Problem description >> Below are entries; tally how many lines hold the string "JSON" and answer with only that figure.

---- Material provided

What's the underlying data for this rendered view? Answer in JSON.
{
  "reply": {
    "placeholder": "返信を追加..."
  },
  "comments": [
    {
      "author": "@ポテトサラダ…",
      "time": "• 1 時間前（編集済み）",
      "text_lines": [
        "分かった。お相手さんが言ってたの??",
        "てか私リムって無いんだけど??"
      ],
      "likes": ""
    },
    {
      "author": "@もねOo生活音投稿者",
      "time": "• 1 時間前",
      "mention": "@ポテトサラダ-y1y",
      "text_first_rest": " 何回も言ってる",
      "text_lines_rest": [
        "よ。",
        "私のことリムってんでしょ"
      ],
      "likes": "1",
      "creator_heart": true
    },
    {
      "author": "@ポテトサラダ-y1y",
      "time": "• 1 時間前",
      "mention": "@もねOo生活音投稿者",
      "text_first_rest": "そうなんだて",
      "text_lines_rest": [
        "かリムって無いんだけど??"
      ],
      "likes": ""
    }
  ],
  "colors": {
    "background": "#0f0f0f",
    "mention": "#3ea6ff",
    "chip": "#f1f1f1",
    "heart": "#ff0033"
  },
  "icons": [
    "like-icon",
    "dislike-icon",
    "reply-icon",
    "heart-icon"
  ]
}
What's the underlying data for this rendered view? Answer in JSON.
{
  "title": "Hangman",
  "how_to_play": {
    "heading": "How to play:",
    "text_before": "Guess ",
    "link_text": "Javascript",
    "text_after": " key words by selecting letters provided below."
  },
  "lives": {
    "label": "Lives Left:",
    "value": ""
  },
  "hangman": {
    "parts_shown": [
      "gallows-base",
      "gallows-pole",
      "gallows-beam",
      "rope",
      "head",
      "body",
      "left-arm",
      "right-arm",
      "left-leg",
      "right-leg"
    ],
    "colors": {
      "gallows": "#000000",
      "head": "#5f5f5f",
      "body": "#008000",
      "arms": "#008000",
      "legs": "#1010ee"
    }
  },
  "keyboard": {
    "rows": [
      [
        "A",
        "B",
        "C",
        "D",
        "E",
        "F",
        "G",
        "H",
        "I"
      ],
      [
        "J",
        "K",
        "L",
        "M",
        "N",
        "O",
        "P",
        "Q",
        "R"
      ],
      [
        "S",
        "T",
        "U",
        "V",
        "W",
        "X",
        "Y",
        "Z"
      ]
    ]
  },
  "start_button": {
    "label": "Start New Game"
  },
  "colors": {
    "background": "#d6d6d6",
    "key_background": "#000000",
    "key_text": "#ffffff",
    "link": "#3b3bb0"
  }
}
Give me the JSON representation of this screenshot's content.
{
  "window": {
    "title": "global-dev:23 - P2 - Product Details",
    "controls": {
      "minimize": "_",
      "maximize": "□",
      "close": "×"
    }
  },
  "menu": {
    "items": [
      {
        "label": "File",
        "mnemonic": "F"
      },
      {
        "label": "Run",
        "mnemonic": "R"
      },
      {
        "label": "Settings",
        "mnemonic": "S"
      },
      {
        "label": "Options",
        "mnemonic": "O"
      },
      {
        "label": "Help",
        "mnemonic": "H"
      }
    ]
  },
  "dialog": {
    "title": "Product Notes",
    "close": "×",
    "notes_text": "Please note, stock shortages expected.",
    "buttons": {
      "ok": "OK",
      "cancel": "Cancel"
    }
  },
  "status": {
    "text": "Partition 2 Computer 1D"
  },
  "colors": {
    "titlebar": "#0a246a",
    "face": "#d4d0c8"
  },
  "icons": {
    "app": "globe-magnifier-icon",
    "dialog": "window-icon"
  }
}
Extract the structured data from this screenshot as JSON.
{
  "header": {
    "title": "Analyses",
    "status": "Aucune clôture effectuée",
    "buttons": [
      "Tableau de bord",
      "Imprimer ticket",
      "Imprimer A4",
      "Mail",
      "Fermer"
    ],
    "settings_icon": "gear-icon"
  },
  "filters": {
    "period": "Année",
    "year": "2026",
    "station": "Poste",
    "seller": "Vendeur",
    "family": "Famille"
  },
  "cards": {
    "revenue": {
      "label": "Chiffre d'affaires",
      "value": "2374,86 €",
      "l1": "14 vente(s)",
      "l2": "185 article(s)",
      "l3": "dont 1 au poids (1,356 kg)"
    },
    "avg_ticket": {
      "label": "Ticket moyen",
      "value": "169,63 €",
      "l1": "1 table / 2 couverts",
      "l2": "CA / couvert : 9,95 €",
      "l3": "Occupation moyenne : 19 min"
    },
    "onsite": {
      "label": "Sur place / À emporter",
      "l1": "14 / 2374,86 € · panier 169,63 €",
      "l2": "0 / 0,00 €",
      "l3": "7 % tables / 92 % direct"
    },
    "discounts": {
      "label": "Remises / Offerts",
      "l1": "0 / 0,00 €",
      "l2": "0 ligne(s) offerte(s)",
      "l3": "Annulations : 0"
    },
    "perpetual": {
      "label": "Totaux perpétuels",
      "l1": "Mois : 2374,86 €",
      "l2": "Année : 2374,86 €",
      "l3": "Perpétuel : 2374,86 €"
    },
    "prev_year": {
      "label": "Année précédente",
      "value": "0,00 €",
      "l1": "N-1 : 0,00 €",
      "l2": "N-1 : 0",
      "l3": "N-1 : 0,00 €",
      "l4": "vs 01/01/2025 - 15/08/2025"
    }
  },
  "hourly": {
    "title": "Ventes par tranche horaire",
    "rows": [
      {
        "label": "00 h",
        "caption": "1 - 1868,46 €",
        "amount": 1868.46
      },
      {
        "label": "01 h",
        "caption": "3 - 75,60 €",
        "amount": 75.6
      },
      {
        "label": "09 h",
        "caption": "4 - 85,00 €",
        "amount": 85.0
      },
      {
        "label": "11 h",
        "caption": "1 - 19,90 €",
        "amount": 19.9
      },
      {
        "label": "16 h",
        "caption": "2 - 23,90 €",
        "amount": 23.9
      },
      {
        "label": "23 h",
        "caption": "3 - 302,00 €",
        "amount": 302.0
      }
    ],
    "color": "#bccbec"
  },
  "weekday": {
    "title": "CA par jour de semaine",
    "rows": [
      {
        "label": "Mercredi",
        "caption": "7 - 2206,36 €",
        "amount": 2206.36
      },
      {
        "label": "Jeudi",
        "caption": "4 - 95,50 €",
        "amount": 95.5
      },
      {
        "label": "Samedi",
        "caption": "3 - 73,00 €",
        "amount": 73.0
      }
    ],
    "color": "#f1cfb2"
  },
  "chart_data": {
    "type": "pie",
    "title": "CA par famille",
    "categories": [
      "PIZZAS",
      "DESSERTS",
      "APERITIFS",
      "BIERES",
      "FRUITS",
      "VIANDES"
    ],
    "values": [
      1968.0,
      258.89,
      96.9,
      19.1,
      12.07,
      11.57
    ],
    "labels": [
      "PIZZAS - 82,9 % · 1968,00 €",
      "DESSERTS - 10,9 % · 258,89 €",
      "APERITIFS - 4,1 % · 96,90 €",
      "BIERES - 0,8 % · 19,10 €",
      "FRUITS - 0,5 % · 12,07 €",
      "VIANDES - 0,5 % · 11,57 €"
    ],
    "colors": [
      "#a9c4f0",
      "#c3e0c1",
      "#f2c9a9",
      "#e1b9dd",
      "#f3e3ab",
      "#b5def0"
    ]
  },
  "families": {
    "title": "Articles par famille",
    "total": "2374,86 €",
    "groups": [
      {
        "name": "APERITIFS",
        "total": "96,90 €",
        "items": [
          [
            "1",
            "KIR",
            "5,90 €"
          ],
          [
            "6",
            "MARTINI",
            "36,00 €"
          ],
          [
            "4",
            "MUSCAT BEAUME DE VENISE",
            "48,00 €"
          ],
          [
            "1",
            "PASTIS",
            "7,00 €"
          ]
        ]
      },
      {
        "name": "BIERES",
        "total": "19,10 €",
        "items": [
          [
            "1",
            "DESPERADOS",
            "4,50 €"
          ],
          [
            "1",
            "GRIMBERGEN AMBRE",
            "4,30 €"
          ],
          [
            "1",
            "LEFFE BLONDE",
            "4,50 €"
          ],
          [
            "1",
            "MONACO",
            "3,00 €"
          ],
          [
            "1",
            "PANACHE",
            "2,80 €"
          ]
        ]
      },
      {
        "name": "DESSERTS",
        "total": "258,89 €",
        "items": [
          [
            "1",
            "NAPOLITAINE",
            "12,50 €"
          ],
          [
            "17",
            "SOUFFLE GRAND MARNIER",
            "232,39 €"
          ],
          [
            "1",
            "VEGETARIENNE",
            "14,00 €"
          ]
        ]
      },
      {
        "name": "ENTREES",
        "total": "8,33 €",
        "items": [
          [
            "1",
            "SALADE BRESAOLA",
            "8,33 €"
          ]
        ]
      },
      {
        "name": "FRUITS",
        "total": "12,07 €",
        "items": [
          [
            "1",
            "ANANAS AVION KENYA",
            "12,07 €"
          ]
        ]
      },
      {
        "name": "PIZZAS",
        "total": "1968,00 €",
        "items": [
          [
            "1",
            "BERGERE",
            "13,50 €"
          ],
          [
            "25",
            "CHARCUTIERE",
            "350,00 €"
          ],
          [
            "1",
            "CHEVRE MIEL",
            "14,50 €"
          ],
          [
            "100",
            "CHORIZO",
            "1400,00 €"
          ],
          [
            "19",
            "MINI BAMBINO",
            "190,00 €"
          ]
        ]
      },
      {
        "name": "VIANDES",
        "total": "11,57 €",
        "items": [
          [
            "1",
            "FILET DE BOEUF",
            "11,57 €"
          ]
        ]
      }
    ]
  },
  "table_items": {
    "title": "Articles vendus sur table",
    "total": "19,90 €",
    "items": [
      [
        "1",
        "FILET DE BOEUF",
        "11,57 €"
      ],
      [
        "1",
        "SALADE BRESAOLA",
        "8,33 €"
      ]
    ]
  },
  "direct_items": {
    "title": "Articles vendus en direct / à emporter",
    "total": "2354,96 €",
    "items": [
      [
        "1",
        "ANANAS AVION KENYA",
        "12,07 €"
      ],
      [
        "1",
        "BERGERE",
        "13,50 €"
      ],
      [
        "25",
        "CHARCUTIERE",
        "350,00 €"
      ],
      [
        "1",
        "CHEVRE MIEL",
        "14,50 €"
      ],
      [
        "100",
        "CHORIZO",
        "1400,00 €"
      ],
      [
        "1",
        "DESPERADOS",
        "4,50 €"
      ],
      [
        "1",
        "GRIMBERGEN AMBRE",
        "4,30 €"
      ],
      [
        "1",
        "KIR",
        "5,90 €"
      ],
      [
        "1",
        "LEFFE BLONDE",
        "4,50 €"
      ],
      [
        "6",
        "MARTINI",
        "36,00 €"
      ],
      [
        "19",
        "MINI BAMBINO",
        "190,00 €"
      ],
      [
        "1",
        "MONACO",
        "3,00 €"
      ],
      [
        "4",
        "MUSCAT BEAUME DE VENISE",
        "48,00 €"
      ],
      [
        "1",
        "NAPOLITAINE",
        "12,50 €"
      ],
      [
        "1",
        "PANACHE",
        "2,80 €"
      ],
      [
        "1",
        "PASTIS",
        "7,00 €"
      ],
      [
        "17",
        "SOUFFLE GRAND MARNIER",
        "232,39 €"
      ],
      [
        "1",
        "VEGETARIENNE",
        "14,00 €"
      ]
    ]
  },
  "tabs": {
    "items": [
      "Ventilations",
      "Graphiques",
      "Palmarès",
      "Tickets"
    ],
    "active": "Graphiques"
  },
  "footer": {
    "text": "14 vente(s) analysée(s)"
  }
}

--------

Correct result >> 4